* _Task description_:
Show all lines holding the string "usual".

....

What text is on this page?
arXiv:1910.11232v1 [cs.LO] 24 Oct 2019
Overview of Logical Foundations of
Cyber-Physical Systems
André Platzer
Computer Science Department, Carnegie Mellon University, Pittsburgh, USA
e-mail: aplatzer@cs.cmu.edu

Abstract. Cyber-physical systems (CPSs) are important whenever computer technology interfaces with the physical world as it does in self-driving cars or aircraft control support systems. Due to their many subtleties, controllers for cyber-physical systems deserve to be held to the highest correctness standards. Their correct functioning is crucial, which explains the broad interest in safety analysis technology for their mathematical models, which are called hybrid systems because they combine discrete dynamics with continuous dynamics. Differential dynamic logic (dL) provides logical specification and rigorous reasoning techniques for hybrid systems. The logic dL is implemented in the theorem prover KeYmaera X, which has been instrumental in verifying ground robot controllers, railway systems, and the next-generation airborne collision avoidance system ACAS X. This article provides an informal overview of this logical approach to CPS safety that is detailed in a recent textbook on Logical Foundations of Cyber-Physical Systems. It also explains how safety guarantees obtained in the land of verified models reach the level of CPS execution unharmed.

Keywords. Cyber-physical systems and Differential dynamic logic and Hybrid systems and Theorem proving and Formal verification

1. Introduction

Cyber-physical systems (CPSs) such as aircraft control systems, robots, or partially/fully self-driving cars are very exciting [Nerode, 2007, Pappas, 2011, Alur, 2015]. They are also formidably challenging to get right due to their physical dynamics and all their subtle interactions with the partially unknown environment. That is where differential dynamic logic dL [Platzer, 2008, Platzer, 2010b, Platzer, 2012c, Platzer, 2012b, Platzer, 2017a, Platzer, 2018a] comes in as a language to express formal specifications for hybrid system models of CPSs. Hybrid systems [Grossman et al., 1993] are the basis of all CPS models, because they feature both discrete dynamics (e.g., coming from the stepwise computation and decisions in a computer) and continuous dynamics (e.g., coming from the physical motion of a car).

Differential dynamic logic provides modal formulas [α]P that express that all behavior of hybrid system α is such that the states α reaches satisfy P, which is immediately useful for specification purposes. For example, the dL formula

....

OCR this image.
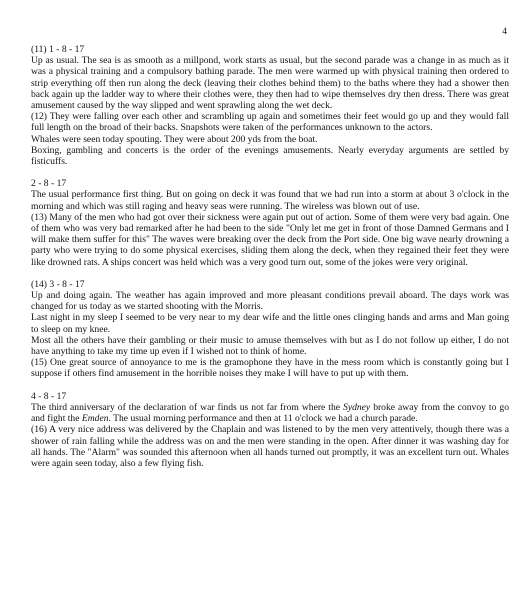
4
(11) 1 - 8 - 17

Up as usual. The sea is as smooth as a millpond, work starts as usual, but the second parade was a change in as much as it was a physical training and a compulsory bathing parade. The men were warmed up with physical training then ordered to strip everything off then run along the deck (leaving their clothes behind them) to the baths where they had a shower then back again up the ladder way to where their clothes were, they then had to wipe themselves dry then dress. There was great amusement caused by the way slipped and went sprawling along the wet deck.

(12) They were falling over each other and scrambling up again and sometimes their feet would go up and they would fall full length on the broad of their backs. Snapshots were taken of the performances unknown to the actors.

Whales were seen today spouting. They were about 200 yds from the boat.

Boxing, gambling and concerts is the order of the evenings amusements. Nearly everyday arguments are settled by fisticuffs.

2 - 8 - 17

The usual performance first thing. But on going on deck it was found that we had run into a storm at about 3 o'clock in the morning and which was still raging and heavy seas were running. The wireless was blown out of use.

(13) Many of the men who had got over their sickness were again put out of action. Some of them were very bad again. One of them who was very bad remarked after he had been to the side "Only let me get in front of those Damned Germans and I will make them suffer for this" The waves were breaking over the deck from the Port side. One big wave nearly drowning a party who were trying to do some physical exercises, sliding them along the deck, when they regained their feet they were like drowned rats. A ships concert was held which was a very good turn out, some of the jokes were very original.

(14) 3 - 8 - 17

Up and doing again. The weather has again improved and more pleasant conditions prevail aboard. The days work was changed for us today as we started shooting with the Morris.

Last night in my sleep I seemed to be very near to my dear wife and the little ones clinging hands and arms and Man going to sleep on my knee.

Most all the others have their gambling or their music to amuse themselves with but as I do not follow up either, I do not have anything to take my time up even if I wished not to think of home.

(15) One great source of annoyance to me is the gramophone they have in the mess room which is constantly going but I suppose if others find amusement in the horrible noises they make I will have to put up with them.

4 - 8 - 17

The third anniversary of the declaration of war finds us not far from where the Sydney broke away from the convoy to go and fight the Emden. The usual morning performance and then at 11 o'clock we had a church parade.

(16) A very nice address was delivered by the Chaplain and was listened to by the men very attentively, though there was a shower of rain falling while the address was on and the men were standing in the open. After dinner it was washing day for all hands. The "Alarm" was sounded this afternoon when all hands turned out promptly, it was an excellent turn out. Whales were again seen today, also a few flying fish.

....

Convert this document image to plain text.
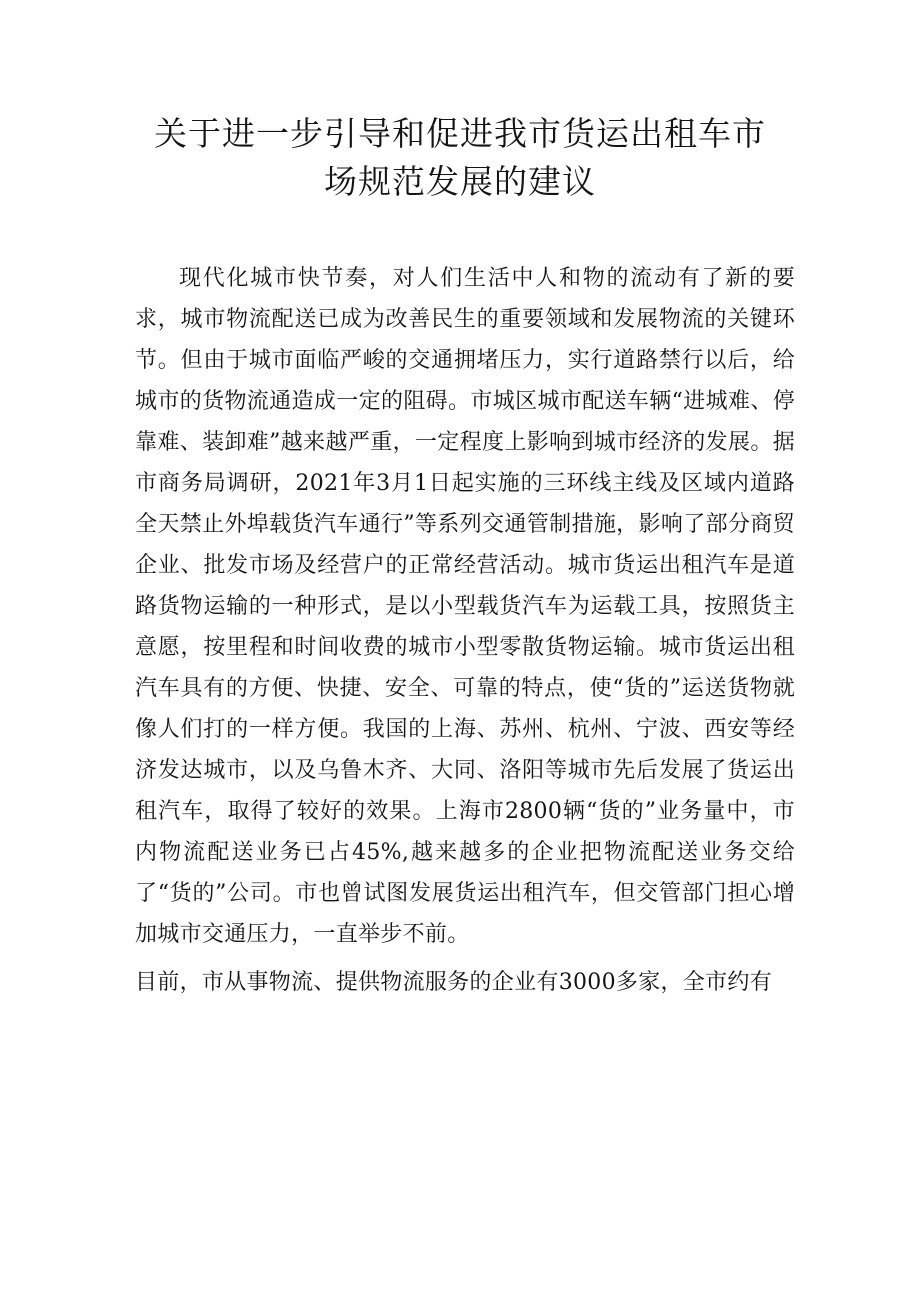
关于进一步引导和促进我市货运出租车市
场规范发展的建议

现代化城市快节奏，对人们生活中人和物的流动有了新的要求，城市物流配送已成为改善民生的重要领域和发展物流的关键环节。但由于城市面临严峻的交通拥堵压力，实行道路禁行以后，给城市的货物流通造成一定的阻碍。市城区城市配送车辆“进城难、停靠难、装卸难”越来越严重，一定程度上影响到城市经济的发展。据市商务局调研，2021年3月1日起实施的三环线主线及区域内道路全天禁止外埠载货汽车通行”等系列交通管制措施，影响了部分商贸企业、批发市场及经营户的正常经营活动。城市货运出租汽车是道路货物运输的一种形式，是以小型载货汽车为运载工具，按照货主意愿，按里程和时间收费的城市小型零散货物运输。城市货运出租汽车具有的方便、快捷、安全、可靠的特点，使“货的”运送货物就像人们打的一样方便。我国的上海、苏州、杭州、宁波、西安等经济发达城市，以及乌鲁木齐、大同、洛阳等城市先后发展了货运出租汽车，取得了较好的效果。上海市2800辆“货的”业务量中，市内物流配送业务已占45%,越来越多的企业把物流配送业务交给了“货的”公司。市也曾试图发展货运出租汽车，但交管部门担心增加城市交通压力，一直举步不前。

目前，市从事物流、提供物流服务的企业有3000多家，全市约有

....

* _Answer to this problem_:
Up as usual. The sea is as smooth as a millpond, work starts as usual, but the second parade was a change in as much as it was a physical training and a compulsory bathing parade. The men were warmed up with physical training then ordered to strip everything off then run along the deck (leaving their clothes behind them) to the baths where they had a shower then back again up the ladder way to where their clothes were, they then had to wipe themselves dry then dress. There was great amusement caused by the way slipped and went sprawling along the wet deck.
The usual performance first thing. But on going on deck it was found that we had run into a storm at about 3 o'clock in the morning and which was still raging and heavy seas were running. The wireless was blown out of use.
The third anniversary of the declaration of war finds us not far from where the Sydney broke away from the convoy to go and fight the Emden. The usual morning performance and then at 11 o'clock we had a church parade.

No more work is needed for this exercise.